◆ **The task**
Set down each entry from the block beneath, exactly as written.

Start of Data provided

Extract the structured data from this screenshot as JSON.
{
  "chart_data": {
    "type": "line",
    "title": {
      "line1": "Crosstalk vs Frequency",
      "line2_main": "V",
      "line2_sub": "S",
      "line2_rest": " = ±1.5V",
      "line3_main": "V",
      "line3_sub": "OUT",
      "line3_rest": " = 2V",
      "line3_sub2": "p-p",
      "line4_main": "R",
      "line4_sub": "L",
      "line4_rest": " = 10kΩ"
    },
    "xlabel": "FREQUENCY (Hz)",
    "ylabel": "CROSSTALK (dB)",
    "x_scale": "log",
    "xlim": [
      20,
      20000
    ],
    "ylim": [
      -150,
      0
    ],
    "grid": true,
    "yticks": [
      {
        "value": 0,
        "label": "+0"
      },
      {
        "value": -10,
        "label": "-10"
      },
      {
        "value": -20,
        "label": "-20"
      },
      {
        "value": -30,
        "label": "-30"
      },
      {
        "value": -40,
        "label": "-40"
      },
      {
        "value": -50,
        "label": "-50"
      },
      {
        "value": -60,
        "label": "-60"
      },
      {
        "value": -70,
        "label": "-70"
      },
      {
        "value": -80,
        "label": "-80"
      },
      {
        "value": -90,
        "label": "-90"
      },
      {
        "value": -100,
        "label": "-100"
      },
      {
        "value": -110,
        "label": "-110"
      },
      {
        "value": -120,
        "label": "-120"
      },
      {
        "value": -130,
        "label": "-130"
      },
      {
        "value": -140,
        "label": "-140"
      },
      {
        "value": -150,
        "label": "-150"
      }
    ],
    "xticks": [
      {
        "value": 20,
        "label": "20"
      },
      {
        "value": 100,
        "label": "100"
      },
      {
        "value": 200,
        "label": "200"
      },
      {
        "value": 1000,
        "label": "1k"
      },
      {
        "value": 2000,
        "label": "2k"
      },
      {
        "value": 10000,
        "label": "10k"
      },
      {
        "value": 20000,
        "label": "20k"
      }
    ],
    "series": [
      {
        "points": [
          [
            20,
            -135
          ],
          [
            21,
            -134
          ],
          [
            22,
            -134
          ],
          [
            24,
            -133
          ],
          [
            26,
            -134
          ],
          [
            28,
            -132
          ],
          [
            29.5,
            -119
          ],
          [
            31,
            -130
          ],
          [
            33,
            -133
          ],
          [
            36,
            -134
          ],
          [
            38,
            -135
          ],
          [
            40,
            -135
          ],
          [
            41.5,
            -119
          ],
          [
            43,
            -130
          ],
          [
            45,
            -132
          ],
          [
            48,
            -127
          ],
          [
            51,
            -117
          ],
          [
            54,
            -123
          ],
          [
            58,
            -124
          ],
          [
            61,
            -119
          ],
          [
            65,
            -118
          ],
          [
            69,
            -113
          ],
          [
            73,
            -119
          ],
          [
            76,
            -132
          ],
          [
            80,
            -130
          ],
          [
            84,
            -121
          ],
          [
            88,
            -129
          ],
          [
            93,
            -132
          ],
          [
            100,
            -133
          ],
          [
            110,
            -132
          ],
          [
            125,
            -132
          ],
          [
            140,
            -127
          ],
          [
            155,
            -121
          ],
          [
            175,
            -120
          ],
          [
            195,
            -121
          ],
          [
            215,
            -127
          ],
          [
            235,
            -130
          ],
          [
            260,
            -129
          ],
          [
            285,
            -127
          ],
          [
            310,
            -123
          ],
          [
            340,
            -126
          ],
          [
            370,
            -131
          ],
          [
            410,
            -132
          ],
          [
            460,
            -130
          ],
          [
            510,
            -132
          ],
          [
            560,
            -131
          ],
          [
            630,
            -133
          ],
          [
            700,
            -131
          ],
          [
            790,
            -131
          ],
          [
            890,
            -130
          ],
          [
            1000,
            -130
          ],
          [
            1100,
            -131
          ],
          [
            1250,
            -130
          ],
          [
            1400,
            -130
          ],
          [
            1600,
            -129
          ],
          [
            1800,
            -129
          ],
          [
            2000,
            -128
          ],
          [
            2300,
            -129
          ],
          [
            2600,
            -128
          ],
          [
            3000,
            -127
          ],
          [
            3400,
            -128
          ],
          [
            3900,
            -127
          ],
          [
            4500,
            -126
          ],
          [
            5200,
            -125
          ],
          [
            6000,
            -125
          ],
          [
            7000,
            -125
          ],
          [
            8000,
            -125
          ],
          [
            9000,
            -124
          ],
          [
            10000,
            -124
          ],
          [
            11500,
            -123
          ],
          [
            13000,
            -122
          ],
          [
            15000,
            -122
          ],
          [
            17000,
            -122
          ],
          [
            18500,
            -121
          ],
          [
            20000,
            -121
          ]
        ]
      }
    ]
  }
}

End of Data provided

◆ **Written solution**
Extract the structured data from this screenshot as JSON.
{
  "chart_data": {
    "type": "line",
    "title": {
      "line1": "Crosstalk vs Frequency",
      "line2_main": "V",
      "line2_sub": "S",
      "line2_rest": " = ±1.5V",
      "line3_main": "V",
      "line3_sub": "OUT",
      "line3_rest": " = 2V",
      "line3_sub2": "p-p",
      "line4_main": "R",
      "line4_sub": "L",
      "line4_rest": " = 10kΩ"
    },
    "xlabel": "FREQUENCY (Hz)",
    "ylabel": "CROSSTALK (dB)",
    "x_scale": "log",
    "xlim": [
      20,
      20000
    ],
    "ylim": [
      -150,
      0
    ],
    "grid": true,
    "yticks": [
      {
        "value": 0,
        "label": "+0"
      },
      {
        "value": -10,
        "label": "-10"
      },
      {
        "value": -20,
        "label": "-20"
      },
      {
        "value": -30,
        "label": "-30"
      },
      {
        "value": -40,
        "label": "-40"
      },
      {
        "value": -50,
        "label": "-50"
      },
      {
        "value": -60,
        "label": "-60"
      },
      {
        "value": -70,
        "label": "-70"
      },
      {
        "value": -80,
        "label": "-80"
      },
      {
        "value": -90,
        "label": "-90"
      },
      {
        "value": -100,
        "label": "-100"
      },
      {
        "value": -110,
        "label": "-110"
      },
      {
        "value": -120,
        "label": "-120"
      },
      {
        "value": -130,
        "label": "-130"
      },
      {
        "value": -140,
        "label": "-140"
      },
      {
        "value": -150,
        "label": "-150"
      }
    ],
    "xticks": [
      {
        "value": 20,
        "label": "20"
      },
      {
        "value": 100,
        "label": "100"
      },
      {
        "value": 200,
        "label": "200"
      },
      {
        "value": 1000,
        "label": "1k"
      },
      {
        "value": 2000,
        "label": "2k"
      },
      {
        "value": 10000,
        "label": "10k"
      },
      {
        "value": 20000,
        "label": "20k"
      }
    ],
    "series": [
      {
        "points": [
          [
            20,
            -135
          ],
          [
            21,
            -134
          ],
          [
            22,
            -134
          ],
          [
            24,
            -133
          ],
          [
            26,
            -134
          ],
          [
            28,
            -132
          ],
          [
            29.5,
            -119
          ],
          [
            31,
            -130
          ],
          [
            33,
            -133
          ],
          [
            36,
            -134
          ],
          [
            38,
            -135
          ],
          [
            40,
            -135
          ],
          [
            41.5,
            -119
          ],
          [
            43,
            -130
          ],
          [
            45,
            -132
          ],
          [
            48,
            -127
          ],
          [
            51,
            -117
          ],
          [
            54,
            -123
          ],
          [
            58,
            -124
          ],
          [
            61,
            -119
          ],
          [
            65,
            -118
          ],
          [
            69,
            -113
          ],
          [
            73,
            -119
          ],
          [
            76,
            -132
          ],
          [
            80,
            -130
          ],
          [
            84,
            -121
          ],
          [
            88,
            -129
          ],
          [
            93,
            -132
          ],
          [
            100,
            -133
          ],
          [
            110,
            -132
          ],
          [
            125,
            -132
          ],
          [
            140,
            -127
          ],
          [
            155,
            -121
          ],
          [
            175,
            -120
          ],
          [
            195,
            -121
          ],
          [
            215,
            -127
          ],
          [
            235,
            -130
          ],
          [
            260,
            -129
          ],
          [
            285,
            -127
          ],
          [
            310,
            -123
          ],
          [
            340,
            -126
          ],
          [
            370,
            -131
          ],
          [
            410,
            -132
          ],
          [
            460,
            -130
          ],
          [
            510,
            -132
          ],
          [
            560,
            -131
          ],
          [
            630,
            -133
          ],
          [
            700,
            -131
          ],
          [
            790,
            -131
          ],
          [
            890,
            -130
          ],
          [
            1000,
            -130
          ],
          [
            1100,
            -131
          ],
          [
            1250,
            -130
          ],
          [
            1400,
            -130
          ],
          [
            1600,
            -129
          ],
          [
            1800,
            -129
          ],
          [
            2000,
            -128
          ],
          [
            2300,
            -129
          ],
          [
            2600,
            -128
          ],
          [
            3000,
            -127
          ],
          [
            3400,
            -128
          ],
          [
            3900,
            -127
          ],
          [
            4500,
            -126
          ],
          [
            5200,
            -125
          ],
          [
            6000,
            -125
          ],
          [
            7000,
            -125
          ],
          [
            8000,
            -125
          ],
          [
            9000,
            -124
          ],
          [
            10000,
            -124
          ],
          [
            11500,
            -123
          ],
          [
            13000,
            -122
          ],
          [
            15000,
            -122
          ],
          [
            17000,
            -122
          ],
          [
            18500,
            -121
          ],
          [
            20000,
            -121
          ]
        ]
      }
    ]
  }
}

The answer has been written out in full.